» **EXERCISE**
Restate, word for word, every line of the data.

_____

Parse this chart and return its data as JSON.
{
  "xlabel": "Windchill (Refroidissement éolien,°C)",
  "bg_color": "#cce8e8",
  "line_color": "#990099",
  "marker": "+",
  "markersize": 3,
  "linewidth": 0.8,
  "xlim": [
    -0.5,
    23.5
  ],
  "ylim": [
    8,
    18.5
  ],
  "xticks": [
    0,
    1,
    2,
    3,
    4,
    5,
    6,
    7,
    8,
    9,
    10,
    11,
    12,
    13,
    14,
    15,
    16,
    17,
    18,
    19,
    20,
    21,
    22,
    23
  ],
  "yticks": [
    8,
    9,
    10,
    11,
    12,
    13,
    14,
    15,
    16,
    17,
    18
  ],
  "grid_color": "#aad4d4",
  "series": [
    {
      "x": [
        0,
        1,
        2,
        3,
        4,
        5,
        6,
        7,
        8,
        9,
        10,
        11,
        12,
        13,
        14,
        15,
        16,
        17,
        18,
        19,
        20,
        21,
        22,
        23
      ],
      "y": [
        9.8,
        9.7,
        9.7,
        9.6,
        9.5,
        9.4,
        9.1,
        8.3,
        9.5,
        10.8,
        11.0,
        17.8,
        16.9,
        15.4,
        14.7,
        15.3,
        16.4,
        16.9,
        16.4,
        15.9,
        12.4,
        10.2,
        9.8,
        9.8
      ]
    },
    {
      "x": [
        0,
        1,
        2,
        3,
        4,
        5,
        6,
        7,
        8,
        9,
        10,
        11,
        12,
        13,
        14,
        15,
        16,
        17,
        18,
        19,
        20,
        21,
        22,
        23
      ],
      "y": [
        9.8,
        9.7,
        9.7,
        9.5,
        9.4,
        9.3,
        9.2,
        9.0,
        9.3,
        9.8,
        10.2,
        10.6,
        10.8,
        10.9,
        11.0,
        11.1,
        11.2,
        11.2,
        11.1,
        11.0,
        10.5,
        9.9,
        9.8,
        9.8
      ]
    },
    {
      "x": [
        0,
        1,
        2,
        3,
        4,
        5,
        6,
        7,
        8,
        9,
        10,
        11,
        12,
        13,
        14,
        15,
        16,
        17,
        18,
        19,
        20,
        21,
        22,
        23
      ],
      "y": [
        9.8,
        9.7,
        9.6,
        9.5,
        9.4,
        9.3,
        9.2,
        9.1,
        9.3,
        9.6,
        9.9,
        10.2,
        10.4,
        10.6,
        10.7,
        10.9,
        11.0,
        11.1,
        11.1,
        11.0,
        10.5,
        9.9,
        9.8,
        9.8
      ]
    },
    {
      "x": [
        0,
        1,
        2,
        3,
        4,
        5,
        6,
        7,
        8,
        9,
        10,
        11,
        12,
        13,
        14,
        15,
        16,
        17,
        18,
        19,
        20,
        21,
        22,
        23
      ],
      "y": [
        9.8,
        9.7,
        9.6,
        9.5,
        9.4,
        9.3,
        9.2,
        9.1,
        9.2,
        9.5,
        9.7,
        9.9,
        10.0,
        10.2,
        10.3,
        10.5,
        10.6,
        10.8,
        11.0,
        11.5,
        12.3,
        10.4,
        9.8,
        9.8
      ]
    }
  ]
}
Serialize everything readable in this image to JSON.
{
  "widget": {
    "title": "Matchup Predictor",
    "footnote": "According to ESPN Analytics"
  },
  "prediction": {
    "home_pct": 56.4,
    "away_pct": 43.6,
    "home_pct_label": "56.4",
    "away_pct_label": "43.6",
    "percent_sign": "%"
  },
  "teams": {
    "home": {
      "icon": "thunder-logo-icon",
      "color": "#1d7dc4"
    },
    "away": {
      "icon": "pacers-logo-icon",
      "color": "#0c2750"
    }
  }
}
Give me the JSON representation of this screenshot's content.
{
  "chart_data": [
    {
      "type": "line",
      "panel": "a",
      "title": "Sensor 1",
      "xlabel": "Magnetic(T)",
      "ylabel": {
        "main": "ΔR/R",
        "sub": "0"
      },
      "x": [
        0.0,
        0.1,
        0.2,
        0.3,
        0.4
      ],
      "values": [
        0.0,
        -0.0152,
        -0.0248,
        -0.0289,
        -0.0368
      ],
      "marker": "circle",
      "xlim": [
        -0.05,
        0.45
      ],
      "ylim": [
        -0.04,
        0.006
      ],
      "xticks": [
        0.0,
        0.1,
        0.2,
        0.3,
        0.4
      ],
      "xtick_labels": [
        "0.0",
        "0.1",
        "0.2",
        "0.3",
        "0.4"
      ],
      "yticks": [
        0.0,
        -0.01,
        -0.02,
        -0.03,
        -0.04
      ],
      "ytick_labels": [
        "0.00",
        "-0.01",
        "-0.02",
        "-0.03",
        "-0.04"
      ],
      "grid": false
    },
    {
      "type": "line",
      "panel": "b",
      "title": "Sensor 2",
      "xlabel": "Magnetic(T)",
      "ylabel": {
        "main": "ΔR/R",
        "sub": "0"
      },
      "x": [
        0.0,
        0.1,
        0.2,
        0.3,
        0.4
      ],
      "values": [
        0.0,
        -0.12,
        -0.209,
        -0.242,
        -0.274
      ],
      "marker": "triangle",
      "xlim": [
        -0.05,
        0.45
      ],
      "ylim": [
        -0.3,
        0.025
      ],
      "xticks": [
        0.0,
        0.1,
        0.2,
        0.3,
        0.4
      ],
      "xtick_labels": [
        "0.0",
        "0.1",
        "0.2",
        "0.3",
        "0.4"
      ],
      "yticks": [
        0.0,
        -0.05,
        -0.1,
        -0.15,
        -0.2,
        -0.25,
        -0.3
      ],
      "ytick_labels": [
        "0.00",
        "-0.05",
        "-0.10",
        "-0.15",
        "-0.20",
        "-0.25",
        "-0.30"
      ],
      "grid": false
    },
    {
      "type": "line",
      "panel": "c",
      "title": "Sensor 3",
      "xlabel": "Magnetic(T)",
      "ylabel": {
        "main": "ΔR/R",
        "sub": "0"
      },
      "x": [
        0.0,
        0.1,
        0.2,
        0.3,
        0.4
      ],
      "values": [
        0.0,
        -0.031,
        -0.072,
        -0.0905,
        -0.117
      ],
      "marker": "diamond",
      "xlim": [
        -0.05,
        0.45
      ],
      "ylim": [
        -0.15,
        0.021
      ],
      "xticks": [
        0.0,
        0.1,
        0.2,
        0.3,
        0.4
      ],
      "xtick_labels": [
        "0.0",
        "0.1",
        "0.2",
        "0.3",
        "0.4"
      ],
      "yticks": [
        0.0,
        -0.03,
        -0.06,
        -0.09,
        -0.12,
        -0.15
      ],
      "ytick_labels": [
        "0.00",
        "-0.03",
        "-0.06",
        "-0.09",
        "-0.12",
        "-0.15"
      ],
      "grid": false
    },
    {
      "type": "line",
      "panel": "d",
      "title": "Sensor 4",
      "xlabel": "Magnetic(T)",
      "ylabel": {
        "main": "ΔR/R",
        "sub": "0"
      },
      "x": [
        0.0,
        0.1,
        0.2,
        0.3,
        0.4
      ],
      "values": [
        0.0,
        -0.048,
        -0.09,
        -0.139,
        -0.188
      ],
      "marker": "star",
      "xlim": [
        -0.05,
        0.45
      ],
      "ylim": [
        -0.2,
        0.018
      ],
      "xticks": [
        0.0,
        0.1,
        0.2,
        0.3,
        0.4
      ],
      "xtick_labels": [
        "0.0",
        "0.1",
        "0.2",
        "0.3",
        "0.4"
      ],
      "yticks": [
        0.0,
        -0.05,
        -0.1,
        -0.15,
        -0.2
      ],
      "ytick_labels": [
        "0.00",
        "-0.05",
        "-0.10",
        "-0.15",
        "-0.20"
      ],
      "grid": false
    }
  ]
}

_____

» **ANSWER TO THE EXERCISE**
Parse this chart and return its data as JSON.
{
  "xlabel": "Windchill (Refroidissement éolien,°C)",
  "bg_color": "#cce8e8",
  "line_color": "#990099",
  "marker": "+",
  "markersize": 3,
  "linewidth": 0.8,
  "xlim": [
    -0.5,
    23.5
  ],
  "ylim": [
    8,
    18.5
  ],
  "xticks": [
    0,
    1,
    2,
    3,
    4,
    5,
    6,
    7,
    8,
    9,
    10,
    11,
    12,
    13,
    14,
    15,
    16,
    17,
    18,
    19,
    20,
    21,
    22,
    23
  ],
  "yticks": [
    8,
    9,
    10,
    11,
    12,
    13,
    14,
    15,
    16,
    17,
    18
  ],
  "grid_color": "#aad4d4",
  "series": [
    {
      "x": [
        0,
        1,
        2,
        3,
        4,
        5,
        6,
        7,
        8,
        9,
        10,
        11,
        12,
        13,
        14,
        15,
        16,
        17,
        18,
        19,
        20,
        21,
        22,
        23
      ],
      "y": [
        9.8,
        9.7,
        9.7,
        9.6,
        9.5,
        9.4,
        9.1,
        8.3,
        9.5,
        10.8,
        11.0,
        17.8,
        16.9,
        15.4,
        14.7,
        15.3,
        16.4,
        16.9,
        16.4,
        15.9,
        12.4,
        10.2,
        9.8,
        9.8
      ]
    },
    {
      "x": [
        0,
        1,
        2,
        3,
        4,
        5,
        6,
        7,
        8,
        9,
        10,
        11,
        12,
        13,
        14,
        15,
        16,
        17,
        18,
        19,
        20,
        21,
        22,
        23
      ],
      "y": [
        9.8,
        9.7,
        9.7,
        9.5,
        9.4,
        9.3,
        9.2,
        9.0,
        9.3,
        9.8,
        10.2,
        10.6,
        10.8,
        10.9,
        11.0,
        11.1,
        11.2,
        11.2,
        11.1,
        11.0,
        10.5,
        9.9,
        9.8,
        9.8
      ]
    },
    {
      "x": [
        0,
        1,
        2,
        3,
        4,
        5,
        6,
        7,
        8,
        9,
        10,
        11,
        12,
        13,
        14,
        15,
        16,
        17,
        18,
        19,
        20,
        21,
        22,
        23
      ],
      "y": [
        9.8,
        9.7,
        9.6,
        9.5,
        9.4,
        9.3,
        9.2,
        9.1,
        9.3,
        9.6,
        9.9,
        10.2,
        10.4,
        10.6,
        10.7,
        10.9,
        11.0,
        11.1,
        11.1,
        11.0,
        10.5,
        9.9,
        9.8,
        9.8
      ]
    },
    {
      "x": [
        0,
        1,
        2,
        3,
        4,
        5,
        6,
        7,
        8,
        9,
        10,
        11,
        12,
        13,
        14,
        15,
        16,
        17,
        18,
        19,
        20,
        21,
        22,
        23
      ],
      "y": [
        9.8,
        9.7,
        9.6,
        9.5,
        9.4,
        9.3,
        9.2,
        9.1,
        9.2,
        9.5,
        9.7,
        9.9,
        10.0,
        10.2,
        10.3,
        10.5,
        10.6,
        10.8,
        11.0,
        11.5,
        12.3,
        10.4,
        9.8,
        9.8
      ]
    }
  ]
}
Serialize everything readable in this image to JSON.
{
  "widget": {
    "title": "Matchup Predictor",
    "footnote": "According to ESPN Analytics"
  },
  "prediction": {
    "home_pct": 56.4,
    "away_pct": 43.6,
    "home_pct_label": "56.4",
    "away_pct_label": "43.6",
    "percent_sign": "%"
  },
  "teams": {
    "home": {
      "icon": "thunder-logo-icon",
      "color": "#1d7dc4"
    },
    "away": {
      "icon": "pacers-logo-icon",
      "color": "#0c2750"
    }
  }
}
Give me the JSON representation of this screenshot's content.
{
  "chart_data": [
    {
      "type": "line",
      "panel": "a",
      "title": "Sensor 1",
      "xlabel": "Magnetic(T)",
      "ylabel": {
        "main": "ΔR/R",
        "sub": "0"
      },
      "x": [
        0.0,
        0.1,
        0.2,
        0.3,
        0.4
      ],
      "values": [
        0.0,
        -0.0152,
        -0.0248,
        -0.0289,
        -0.0368
      ],
      "marker": "circle",
      "xlim": [
        -0.05,
        0.45
      ],
      "ylim": [
        -0.04,
        0.006
      ],
      "xticks": [
        0.0,
        0.1,
        0.2,
        0.3,
        0.4
      ],
      "xtick_labels": [
        "0.0",
        "0.1",
        "0.2",
        "0.3",
        "0.4"
      ],
      "yticks": [
        0.0,
        -0.01,
        -0.02,
        -0.03,
        -0.04
      ],
      "ytick_labels": [
        "0.00",
        "-0.01",
        "-0.02",
        "-0.03",
        "-0.04"
      ],
      "grid": false
    },
    {
      "type": "line",
      "panel": "b",
      "title": "Sensor 2",
      "xlabel": "Magnetic(T)",
      "ylabel": {
        "main": "ΔR/R",
        "sub": "0"
      },
      "x": [
        0.0,
        0.1,
        0.2,
        0.3,
        0.4
      ],
      "values": [
        0.0,
        -0.12,
        -0.209,
        -0.242,
        -0.274
      ],
      "marker": "triangle",
      "xlim": [
        -0.05,
        0.45
      ],
      "ylim": [
        -0.3,
        0.025
      ],
      "xticks": [
        0.0,
        0.1,
        0.2,
        0.3,
        0.4
      ],
      "xtick_labels": [
        "0.0",
        "0.1",
        "0.2",
        "0.3",
        "0.4"
      ],
      "yticks": [
        0.0,
        -0.05,
        -0.1,
        -0.15,
        -0.2,
        -0.25,
        -0.3
      ],
      "ytick_labels": [
        "0.00",
        "-0.05",
        "-0.10",
        "-0.15",
        "-0.20",
        "-0.25",
        "-0.30"
      ],
      "grid": false
    },
    {
      "type": "line",
      "panel": "c",
      "title": "Sensor 3",
      "xlabel": "Magnetic(T)",
      "ylabel": {
        "main": "ΔR/R",
        "sub": "0"
      },
      "x": [
        0.0,
        0.1,
        0.2,
        0.3,
        0.4
      ],
      "values": [
        0.0,
        -0.031,
        -0.072,
        -0.0905,
        -0.117
      ],
      "marker": "diamond",
      "xlim": [
        -0.05,
        0.45
      ],
      "ylim": [
        -0.15,
        0.021
      ],
      "xticks": [
        0.0,
        0.1,
        0.2,
        0.3,
        0.4
      ],
      "xtick_labels": [
        "0.0",
        "0.1",
        "0.2",
        "0.3",
        "0.4"
      ],
      "yticks": [
        0.0,
        -0.03,
        -0.06,
        -0.09,
        -0.12,
        -0.15
      ],
      "ytick_labels": [
        "0.00",
        "-0.03",
        "-0.06",
        "-0.09",
        "-0.12",
        "-0.15"
      ],
      "grid": false
    },
    {
      "type": "line",
      "panel": "d",
      "title": "Sensor 4",
      "xlabel": "Magnetic(T)",
      "ylabel": {
        "main": "ΔR/R",
        "sub": "0"
      },
      "x": [
        0.0,
        0.1,
        0.2,
        0.3,
        0.4
      ],
      "values": [
        0.0,
        -0.048,
        -0.09,
        -0.139,
        -0.188
      ],
      "marker": "star",
      "xlim": [
        -0.05,
        0.45
      ],
      "ylim": [
        -0.2,
        0.018
      ],
      "xticks": [
        0.0,
        0.1,
        0.2,
        0.3,
        0.4
      ],
      "xtick_labels": [
        "0.0",
        "0.1",
        "0.2",
        "0.3",
        "0.4"
      ],
      "yticks": [
        0.0,
        -0.05,
        -0.1,
        -0.15,
        -0.2
      ],
      "ytick_labels": [
        "0.00",
        "-0.05",
        "-0.10",
        "-0.15",
        "-0.20"
      ],
      "grid": false
    }
  ]
}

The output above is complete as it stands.